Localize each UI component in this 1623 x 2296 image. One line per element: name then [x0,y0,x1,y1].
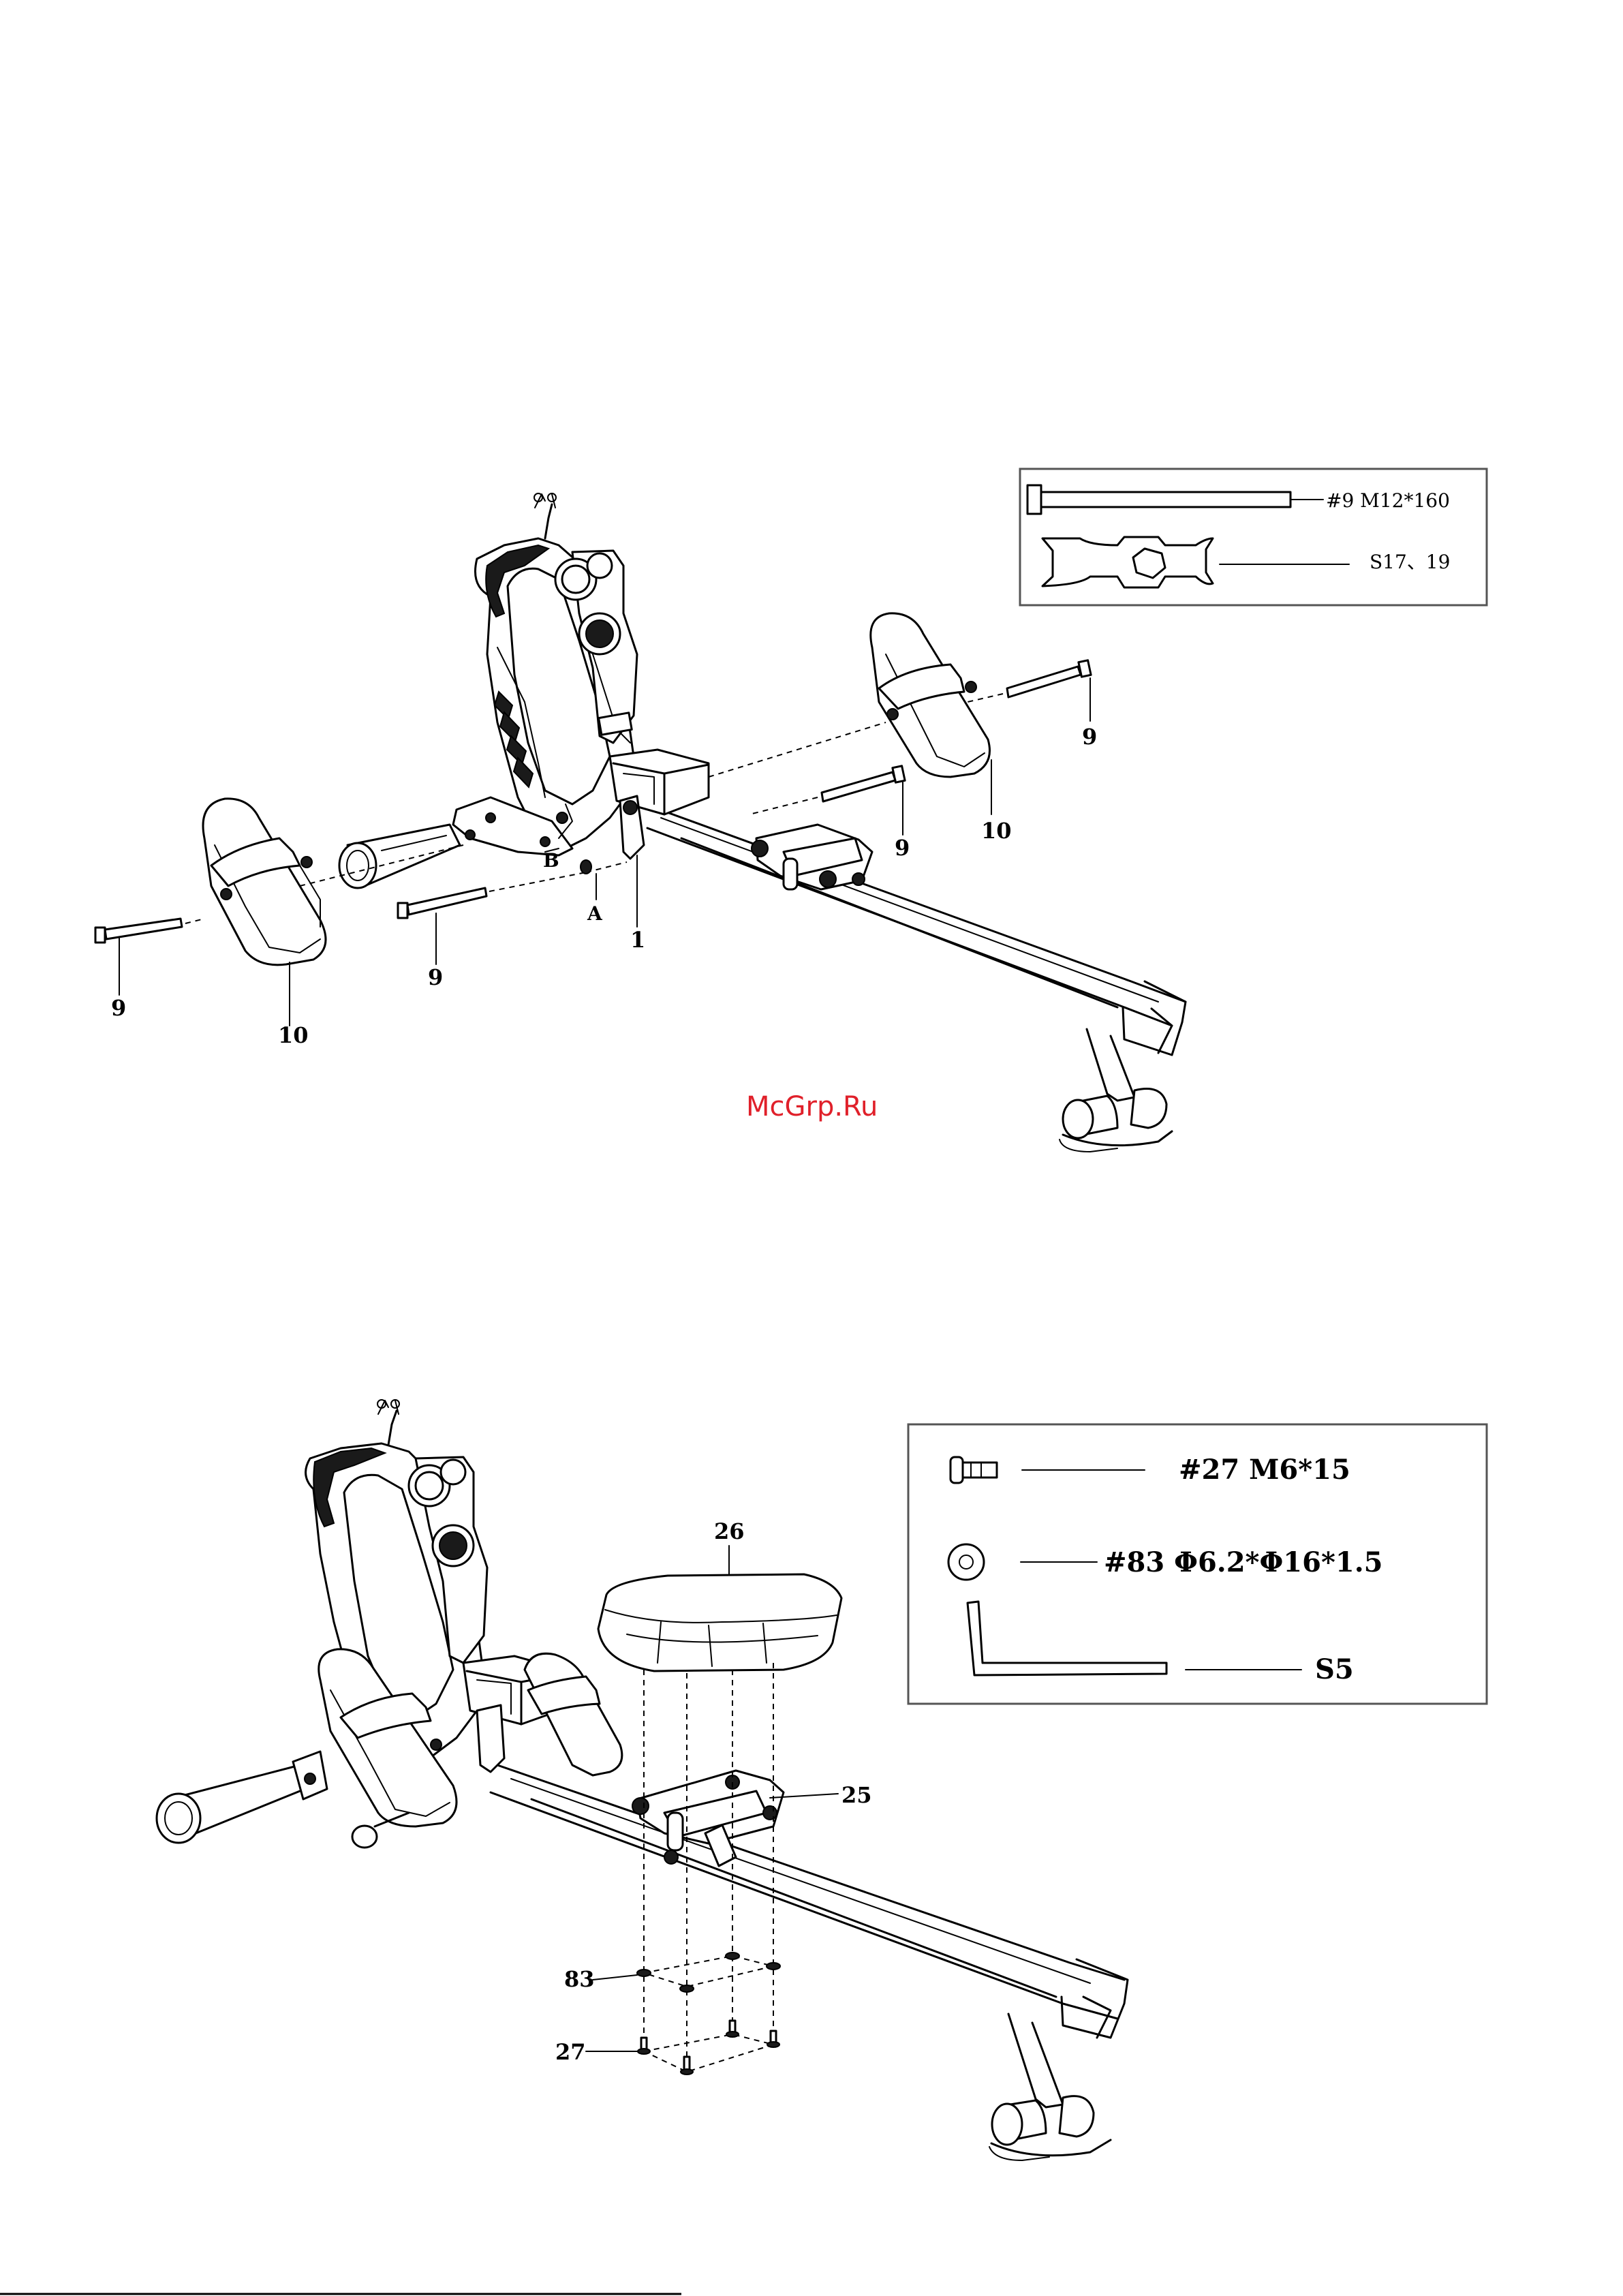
hardware-kit-box-2: #27 M6*15 #83 Φ6.2*Φ16*1.5 S5 [908,1424,1487,1704]
flywheel-housing-1 [453,493,709,859]
screw-spec-label: #27 M6*15 [1179,1454,1350,1486]
pedal-right-1 [871,613,990,777]
callout-point-b: B [543,849,559,872]
figure-1-pedal-assembly: #9 M12*160 S17、19 [95,469,1487,1152]
bolt-9-left-outer [95,919,204,943]
bolt-9-right-upper [968,660,1091,702]
callout-washer: 83 [564,1966,595,1992]
callout-carriage: 25 [841,1782,872,1808]
figure-2-seat-assembly: #27 M6*15 #83 Φ6.2*Φ16*1.5 S5 [157,1400,1487,2160]
callout-bolt-left-inner: 9 [428,964,443,990]
wrench-spec-label: S17、19 [1370,551,1450,573]
callout-seat: 26 [714,1518,745,1544]
callout-bolt-right-upper: 9 [1082,724,1097,750]
callout-pedal-right: 10 [981,818,1012,844]
pedal-left-1 [203,799,326,965]
carriage-1 [752,825,872,889]
watermark: McGrp.Ru [746,1091,878,1122]
bolt-spec-label: #9 M12*160 [1326,489,1450,512]
rail-beam-1 [647,808,1186,1055]
screws-27 [638,2021,779,2075]
washers-83 [637,1953,780,1992]
callout-screw: 27 [555,2039,586,2065]
callout-pedal-left: 10 [278,1022,309,1048]
callout-bolt-right-lower: 9 [895,835,910,861]
rear-stand-2 [989,2014,1111,2160]
callout-point-a: A [587,902,603,925]
allen-key-spec-label: S5 [1315,1653,1354,1685]
rear-stand-1 [1060,1029,1172,1152]
bolt-9-right-lower [749,766,905,814]
seat-26 [598,1574,841,1671]
wrench-icon [1042,537,1213,587]
washer-icon [948,1544,984,1580]
washer-spec-label: #83 Φ6.2*Φ16*1.5 [1104,1546,1382,1578]
callout-frame: 1 [630,927,645,953]
callout-bolt-left-outer: 9 [111,995,126,1021]
hardware-kit-box-1: #9 M12*160 S17、19 [1020,469,1487,605]
carriage-2 [632,1771,784,1866]
bolt-m12-icon [1027,485,1290,514]
rail-beam-2 [491,1765,1128,2038]
bolt-9-left-inner [398,872,586,918]
screw-m6-icon [950,1457,997,1483]
allen-key-icon [968,1602,1166,1675]
front-stabilizer-1 [339,825,460,888]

● ● ●

Stated goal: Rewrite the data above with "UI component" changed to "labeled part" and everything else kept the same. Leave the pictures out.

In response:
Localize each labeled part in this 1623 x 2296 image. One line per element: name then [x0,y0,x1,y1].
hardware-kit-box-2: #27 M6*15 #83 Φ6.2*Φ16*1.5 S5 [908,1424,1487,1704]
flywheel-housing-1 [453,493,709,859]
screw-spec-label: #27 M6*15 [1179,1454,1350,1486]
pedal-right-1 [871,613,990,777]
callout-point-b: B [543,849,559,872]
figure-1-pedal-assembly: #9 M12*160 S17、19 [95,469,1487,1152]
bolt-9-left-outer [95,919,204,943]
bolt-9-right-upper [968,660,1091,702]
callout-washer: 83 [564,1966,595,1992]
callout-carriage: 25 [841,1782,872,1808]
figure-2-seat-assembly: #27 M6*15 #83 Φ6.2*Φ16*1.5 S5 [157,1400,1487,2160]
callout-bolt-left-inner: 9 [428,964,443,990]
wrench-spec-label: S17、19 [1370,551,1450,573]
callout-seat: 26 [714,1518,745,1544]
callout-bolt-right-upper: 9 [1082,724,1097,750]
callout-pedal-right: 10 [981,818,1012,844]
pedal-left-1 [203,799,326,965]
carriage-1 [752,825,872,889]
watermark: McGrp.Ru [746,1091,878,1122]
bolt-spec-label: #9 M12*160 [1326,489,1450,512]
rail-beam-1 [647,808,1186,1055]
screws-27 [638,2021,779,2075]
washers-83 [637,1953,780,1992]
callout-screw: 27 [555,2039,586,2065]
callout-pedal-left: 10 [278,1022,309,1048]
callout-bolt-right-lower: 9 [895,835,910,861]
rear-stand-2 [989,2014,1111,2160]
callout-point-a: A [587,902,603,925]
allen-key-spec-label: S5 [1315,1653,1354,1685]
rear-stand-1 [1060,1029,1172,1152]
bolt-9-right-lower [749,766,905,814]
seat-26 [598,1574,841,1671]
wrench-icon [1042,537,1213,587]
washer-icon [948,1544,984,1580]
washer-spec-label: #83 Φ6.2*Φ16*1.5 [1104,1546,1382,1578]
callout-frame: 1 [630,927,645,953]
callout-bolt-left-outer: 9 [111,995,126,1021]
hardware-kit-box-1: #9 M12*160 S17、19 [1020,469,1487,605]
carriage-2 [632,1771,784,1866]
bolt-m12-icon [1027,485,1290,514]
rail-beam-2 [491,1765,1128,2038]
bolt-9-left-inner [398,872,586,918]
screw-m6-icon [950,1457,997,1483]
allen-key-icon [968,1602,1166,1675]
front-stabilizer-1 [339,825,460,888]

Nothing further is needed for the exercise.